■ Yazılı Problem a ■
Kayıtlarda "y-tick-label: 60 bbox=[28, 32, 42, 46]" ifadesini içeren satırdan "extract all elements" ifadesini içeren satıra kadar olan satırları, iki uç da dahil, yeniden yazın. "x-tick-label" yerine "x-axis-label" koyun, gerisini aynen bırakın.

14 Mayıs seçimlerinin yarısı bitti diğer yarısı 28 Mayıs'ta bitecek. Sonuçlara yönelik herkes kendi penceresinden gördüğü anlatıyor.
İddia ediyorum biz, seçimden öncede şimdi de, pencereden değil hep çatıdan yani adayların tamamına, ülkenin ve milletimizin getirildiği noktaya bakarak, kendi ölçülerimizle bir duruş ortaya koyduk.
Ben yine aynı noktadayım. Ben hala Türkiye'nin yarınları için Erdoğan ve yönetim anlayışının değişmesi gerekliliğine inanmaktayım.
Bunun gerçekleşmesi için tek şık sandık idi. Sinan Oğan'a saygılarımı sunuyorum ama sandıkta bu şıkkı gerçekleştirebilecek resmi aday Kemal Kılıçdaroğlu idi. Haliyle tercihimi o yönde kullandım.
Özellikle sosyal medyadan şahsıma, 'siz, Kılıçdaroğlu'nu desteklediniz' şeklinde bolca eleştiri ve 'aldınız mı boyunuzun ölçüsünü' şeklinde bir hayıflanma şeklînde kınama ve eleştiriler geliyor.
Eyvallah. Ama hala anlamamışsınız demek ki! Türkiye, bu yönetim anlayışı ile bu zifiri karanlıktan çıkamaz.
Rayların ortasında durup, 'tünelin ucunda ışık göründü' diyorlar ya! Işığa gittikleri için değil üzerimize gelen trenin ışını gördükleri için.
Devletin bütün ayarları ile oynandı. Milletimizin bütün hassasiyetleri törpülendi, zedelendi.
Erdoğan ve ittifakı, milletimizin önüne suyu ateş, ateşi su olarak koydu ve milletimizi buna ikna etti.
Benim bütün mücadelem ateşi ateş, suyu su olarak gösterebilmektir.
Bu mücadele için şık terlik ise terliği, bot ise botu, ayak ise ayağı tercih ederim. Bu bir küçümseme değil durumun vahametine dikkat çekme örneğidir.
Akla neden Erdoğan ve ittifakına bu denli mesafe koyuyorsun, sorusu da gelebilir. Cevap tektir: Milli ve manevi değerlerime karşı olan sorumluluğumdan ve hesap günü, Erdoğan'a ortak olmamaktan dolayı.

■ Yazılı Problem b ■
Seçimler üzerine yazılan alıntıya göre, sandıkta yazarın istediği değişikliği gerçekleştirebilecek resmi aday kimdi?

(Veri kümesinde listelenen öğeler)
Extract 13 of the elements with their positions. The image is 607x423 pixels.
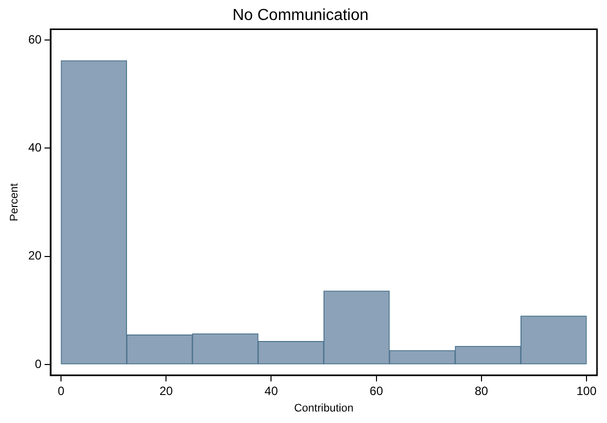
y-tick-label: 60 bbox=[28, 32, 42, 46]
x-tick-label: 40 bbox=[264, 384, 278, 398]
x-tick-label: 0 bbox=[58, 384, 65, 398]
y-axis-title: Percent bbox=[8, 183, 21, 222]
chart-title: No Communication bbox=[232, 7, 369, 24]
y-tick-label: 40 bbox=[28, 140, 42, 155]
x-tick-label: 100 bbox=[576, 384, 597, 398]
x-axis-title: Contribution bbox=[294, 402, 354, 414]
x-tick-label: 20 bbox=[159, 384, 174, 398]
y-tick-label: 20 bbox=[28, 248, 42, 263]
x-tick-label: 80 bbox=[474, 384, 488, 398]
x-tick-label: 60 bbox=[370, 384, 384, 398]
y-tick-label: 0 bbox=[34, 356, 42, 371]
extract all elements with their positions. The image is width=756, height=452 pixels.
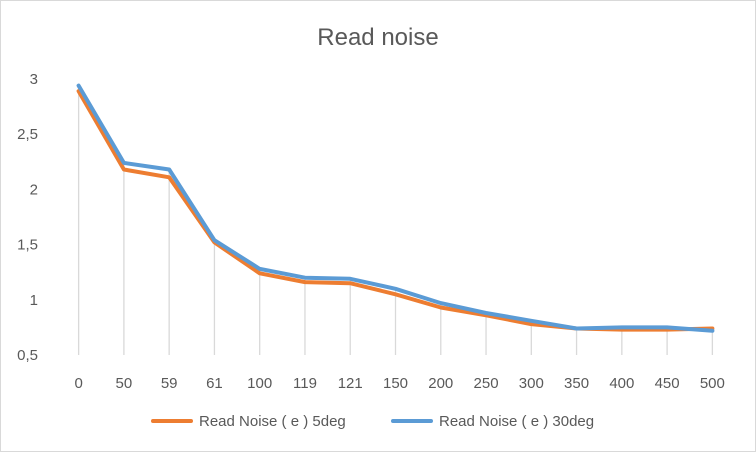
x-tick-label: 500 [700, 375, 725, 392]
x-tick-label: 0 [74, 375, 82, 392]
x-tick-label: 450 [655, 375, 680, 392]
series-lines [76, 83, 715, 333]
y-tick-label: 1 [30, 292, 38, 309]
drop-lines [77, 85, 714, 355]
x-tick-label: 50 [116, 375, 133, 392]
x-tick-label: 61 [206, 375, 223, 392]
series-line-2 [76, 83, 715, 333]
x-tick-label: 400 [609, 375, 634, 392]
y-tick-label: 3 [30, 71, 38, 88]
x-tick-label: 100 [247, 375, 272, 392]
x-tick-label: 150 [383, 375, 408, 392]
x-tick-label: 350 [564, 375, 589, 392]
x-tick-label: 121 [338, 375, 363, 392]
legend-label: Read Noise ( e ) 5deg [199, 413, 346, 430]
x-tick-label: 300 [519, 375, 544, 392]
y-tick-label: 0,5 [17, 347, 38, 364]
x-tick-label: 59 [161, 375, 178, 392]
y-tick-label: 2 [30, 181, 38, 198]
x-tick-label: 200 [428, 375, 453, 392]
x-tick-label: 250 [474, 375, 499, 392]
legend: Read Noise ( e ) 5deg Read Noise ( e ) 30… [151, 413, 594, 430]
x-axis-tick-labels: 0 50 59 61 100 119 121 150 200 250 300 350 400 450 500 [74, 375, 724, 392]
y-tick-label: 2,5 [17, 126, 38, 143]
y-tick-label: 1,5 [17, 237, 38, 254]
legend-label: Read Noise ( e ) 30deg [439, 413, 594, 430]
chart-title: Read noise [317, 24, 438, 51]
y-axis-tick-labels: 0,5 1 1,5 2 2,5 3 [17, 71, 38, 364]
x-tick-label: 119 [293, 375, 317, 392]
series-line-1 [76, 89, 715, 332]
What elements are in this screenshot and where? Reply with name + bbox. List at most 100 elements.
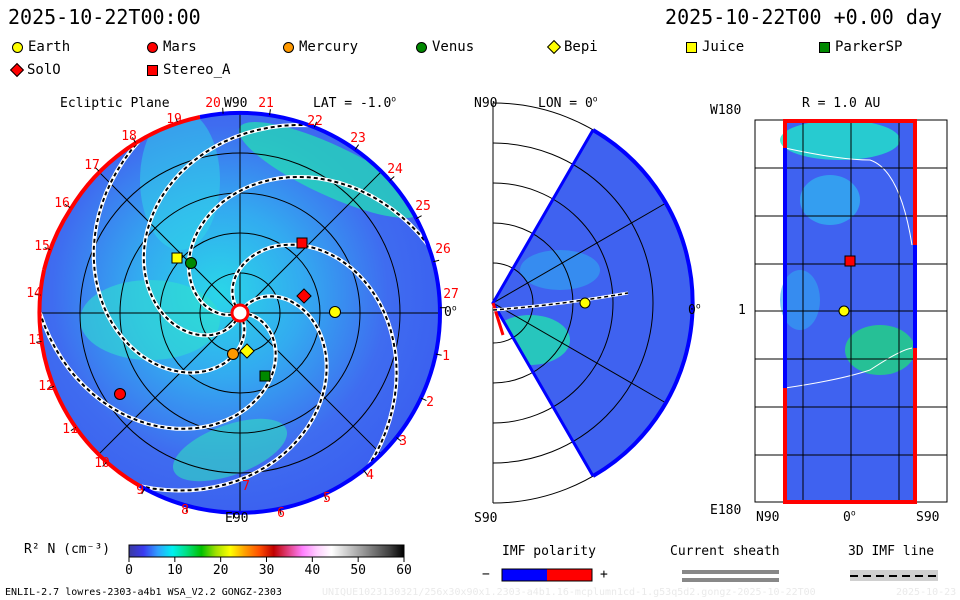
stereo-a-marker: [844, 255, 856, 267]
longitude-tick-label: 15: [34, 239, 50, 254]
zero-deg-label: 0: [688, 303, 696, 318]
legend-item-solo: SolO: [9, 62, 61, 78]
legend-item-bepi: Bepi: [546, 39, 598, 55]
circle-marker-icon: [12, 41, 23, 53]
imf-line: [231, 243, 398, 467]
colorbar-tick-label: 60: [396, 563, 412, 578]
latitude-label: LAT = -1.0o: [313, 94, 397, 111]
meridional-top-label: N90: [474, 96, 498, 111]
longitude-tick-label: 10: [94, 456, 110, 471]
earth-marker: [329, 306, 341, 318]
longitude-tick-label: 9: [136, 483, 144, 498]
legend-item-venus: Venus: [416, 39, 474, 55]
circle-marker-icon: [147, 41, 158, 53]
colorbar-tick-label: 30: [258, 563, 275, 578]
radial-x-n90: N90: [756, 510, 780, 525]
longitude-tick-label: 2: [426, 395, 434, 410]
meridional-right-label: 0o: [688, 301, 701, 318]
earth-marker: [838, 305, 850, 317]
elapsed-time: 2025-10-22T00 +0.00 day: [665, 5, 942, 29]
longitude-tick-label: 22: [307, 114, 323, 129]
longitude-tick-label: 6: [277, 506, 285, 521]
ecliptic-plane-panel: [34, 107, 446, 519]
square-marker-icon: [147, 64, 158, 76]
mercury-marker: [227, 348, 239, 360]
ecliptic-bottom-label: E90: [225, 511, 249, 526]
unique-id: UNIQUE1023130321/256x30x90x1.2303-a4b1.1…: [322, 587, 816, 598]
legend-item-earth: Earth: [12, 39, 70, 55]
imf-line: [92, 139, 246, 374]
earth-marker: [579, 297, 591, 309]
current-sheath-title: Current sheath: [670, 544, 780, 559]
longitude-tick-label: 14: [26, 286, 42, 301]
legend-label: Mars: [163, 39, 197, 55]
longitude-tick-label: 11: [62, 422, 78, 437]
legend-label: Bepi: [564, 39, 598, 55]
colorbar-tick-label: 20: [212, 563, 229, 578]
legend-item-juice: Juice: [686, 39, 744, 55]
colorbar-tick-label: 50: [350, 563, 367, 578]
solo-marker: [296, 288, 312, 304]
longitude-tick-label: 24: [387, 162, 403, 177]
legend-label: Mercury: [299, 39, 359, 55]
longitude-tick-label: 16: [54, 196, 70, 211]
longitude-tick-label: 27: [443, 287, 459, 302]
colorbar-tick-label: 40: [304, 563, 321, 578]
current-sheath-swatch: [682, 570, 779, 574]
longitude-tick-label: 18: [121, 129, 137, 144]
legend-item-mars: Mars: [147, 39, 197, 55]
longitude-value: LON = 0: [538, 96, 593, 111]
imf-negative-swatch: [502, 569, 547, 581]
ecliptic-top-label: W90: [224, 96, 248, 111]
legend-label: Venus: [432, 39, 475, 55]
imf-line-title: 3D IMF line: [848, 544, 935, 559]
imf-minus: −: [482, 567, 490, 582]
longitude-tick-label: 26: [435, 242, 451, 257]
stereo-a-marker: [296, 237, 308, 249]
footer-date: 2025-10-23: [896, 587, 957, 598]
imf-plus: +: [600, 567, 608, 582]
model-info: ENLIL-2.7 lowres-2303-a4b1 WSA_V2.2 GONG…: [5, 587, 282, 598]
imf-positive-swatch: [547, 569, 592, 581]
venus-marker: [185, 257, 197, 269]
bepi-marker: [239, 343, 255, 359]
density-colorbar: [128, 544, 405, 562]
legend-label: Earth: [28, 39, 71, 55]
imf-line: [142, 123, 309, 337]
radial-x-0-value: 0: [843, 510, 851, 525]
longitude-tick-label: 23: [350, 131, 366, 146]
run-time: 2025-10-22T00:00: [8, 5, 201, 29]
parkersp-marker: [259, 370, 271, 382]
longitude-tick-label: 20: [205, 96, 221, 111]
longitude-tick-label: 13: [28, 333, 44, 348]
square-marker-icon: [819, 41, 830, 53]
colorbar-tick-label: 10: [167, 563, 183, 578]
longitude-tick-label: 19: [166, 112, 182, 127]
circle-marker-icon: [416, 41, 427, 53]
juice-marker: [171, 252, 183, 264]
meridional-bottom-label: S90: [474, 511, 498, 526]
legend-item-parkersp: ParkerSP: [819, 39, 902, 55]
radial-bottom-left: E180: [710, 503, 742, 518]
ecliptic-title: Ecliptic Plane: [60, 96, 170, 111]
imf-line: [40, 312, 277, 430]
legend-label: SolO: [27, 62, 61, 78]
legend-label: ParkerSP: [835, 39, 903, 55]
legend-item-stereo-a: Stereo_A: [147, 62, 230, 78]
radial-title: R = 1.0 AU: [802, 96, 881, 111]
ecliptic-right-label: 0o: [444, 303, 457, 320]
longitude-tick-label: 5: [323, 491, 331, 506]
longitude-tick-label: 12: [38, 379, 54, 394]
longitude-tick-label: 4: [366, 468, 374, 483]
longitude-tick-label: 8: [181, 503, 189, 518]
square-marker-icon: [686, 41, 697, 53]
imf-line: [139, 295, 328, 492]
longitude-tick-label: 7: [242, 479, 250, 494]
legend-label: Stereo_A: [163, 62, 231, 78]
zero-deg-label: 0: [444, 305, 452, 320]
longitude-tick-label: 17: [84, 158, 100, 173]
mars-marker: [114, 388, 126, 400]
legend-item-mercury: Mercury: [283, 39, 358, 55]
longitude-tick-label: 25: [415, 199, 431, 214]
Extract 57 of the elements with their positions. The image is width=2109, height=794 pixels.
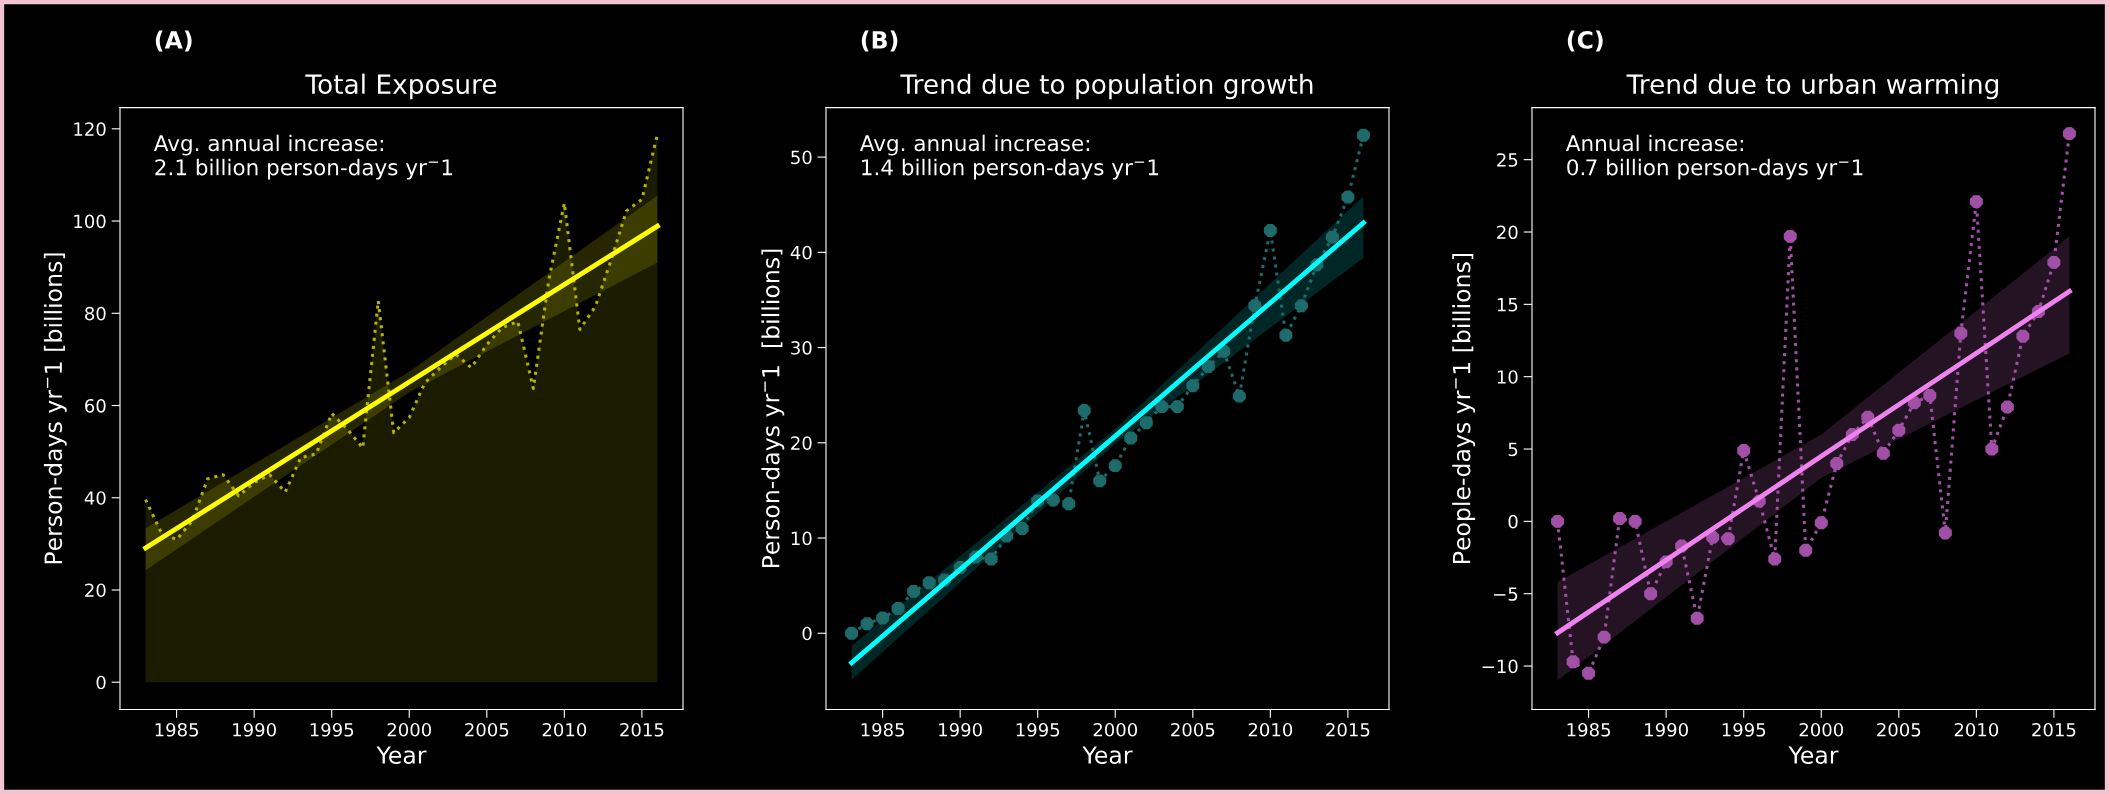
x-axis-title: Year — [1788, 746, 1839, 764]
text: (B) — [861, 30, 898, 52]
x-tick-label: 1990 — [233, 722, 276, 737]
x-tick-label: 1985 — [861, 722, 905, 737]
x-axis-title: Year — [1082, 746, 1133, 764]
x-axis-title: Year — [376, 746, 427, 764]
x-tick-label: 1995 — [1722, 722, 1766, 737]
x-tick-label: 2005 — [1877, 722, 1921, 737]
y-tick-label: 10 — [791, 531, 812, 546]
annotation: Avg. annual increase: 2.1 billion person-days yr$^{−}$1 — [153, 134, 453, 180]
x-tick-label: 1995 — [1016, 722, 1060, 737]
y-tick-label: −5 — [1494, 587, 1518, 601]
x-tick-label: 2005 — [1171, 722, 1215, 737]
x-tick-label: 1995 — [310, 722, 354, 737]
y-tick-label: 50 — [791, 150, 812, 165]
y-tick-label: 40 — [790, 245, 812, 260]
x-tick-label: 2015 — [620, 722, 664, 737]
x-tick-label: 2000 — [1093, 722, 1138, 737]
y-tick-label: 10 — [1497, 370, 1518, 384]
text: (A) — [155, 30, 192, 52]
x-tick-label: 1985 — [1567, 722, 1611, 737]
annotation: Avg. annual increase: 1.4 billion person-days yr$^{−}$1 — [859, 134, 1159, 180]
y-tick-label: −10 — [1482, 659, 1518, 674]
x-tick-label: 2000 — [1799, 722, 1844, 737]
y-tick-label: 5 — [1508, 442, 1518, 457]
y-tick-label: 120 — [74, 122, 106, 136]
x-tick-label: 2005 — [465, 722, 509, 737]
x-tick-label: 2015 — [2032, 722, 2076, 737]
y-tick-label: 15 — [1497, 298, 1518, 312]
chart-title: Trend due to urban warming — [1626, 73, 1999, 100]
chart-title: Total Exposure — [305, 73, 497, 100]
y-tick-label: 0 — [1508, 514, 1518, 529]
chart-title: Trend due to population growth — [900, 73, 1313, 100]
y-tick-label: 100 — [74, 214, 106, 229]
text: (C) — [1567, 30, 1603, 52]
y-tick-label: 25 — [1497, 153, 1518, 167]
x-tick-label: 1990 — [1645, 722, 1688, 737]
y-tick-label: 30 — [791, 341, 812, 355]
x-tick-label: 2010 — [542, 722, 587, 737]
y-tick-label: 80 — [85, 306, 106, 321]
y-tick-label: 40 — [84, 491, 106, 505]
x-tick-label: 1985 — [155, 722, 199, 737]
y-axis-title: People-days yr$^{−}$1 [billions] — [1452, 253, 1476, 563]
x-tick-label: 1990 — [939, 722, 982, 737]
y-tick-label: 20 — [1497, 225, 1518, 240]
y-tick-label: 60 — [85, 398, 106, 413]
y-tick-label: 0 — [802, 626, 812, 641]
x-tick-label: 2010 — [1248, 722, 1293, 737]
y-axis-title: Person-days yr$^{−}$1 [billions] — [761, 249, 785, 568]
x-tick-label: 2015 — [1326, 722, 1370, 737]
y-axis-title: Person-days yr$^{−}$1 [billions] — [43, 253, 67, 564]
x-tick-label: 2000 — [387, 722, 432, 737]
y-tick-label: 0 — [96, 675, 106, 690]
y-tick-label: 20 — [85, 583, 106, 598]
x-tick-label: 2010 — [1954, 722, 1999, 737]
y-tick-label: 20 — [791, 436, 812, 450]
annotation: Annual increase: 0.7 billion person-days yr$^{−}$1 — [1565, 134, 1863, 180]
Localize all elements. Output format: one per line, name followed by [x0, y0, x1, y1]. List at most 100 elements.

■ Görev Cevabı a ■
y-tick-label: 60 bbox=[28, 32, 42, 46]
x-axis-label: 40 bbox=[264, 384, 278, 398]
x-axis-label: 0 bbox=[58, 384, 65, 398]
y-axis-title: Percent bbox=[8, 183, 21, 222]
chart-title: No Communication bbox=[232, 7, 369, 24]
y-tick-label: 40 bbox=[28, 140, 42, 155]
x-axis-label: 100 bbox=[576, 384, 597, 398]
x-axis-title: Contribution bbox=[294, 402, 354, 414]
x-axis-label: 20 bbox=[159, 384, 174, 398]
y-tick-label: 20 bbox=[28, 248, 42, 263]
x-axis-label: 80 bbox=[474, 384, 488, 398]
x-axis-label: 60 bbox=[370, 384, 384, 398]
y-tick-label: 0 bbox=[34, 356, 42, 371]
extract all elements with their positions. The image is width=756, height=452 pixels.

■ Görev Cevabı b ■
Kemal Kılıçdaroğlu.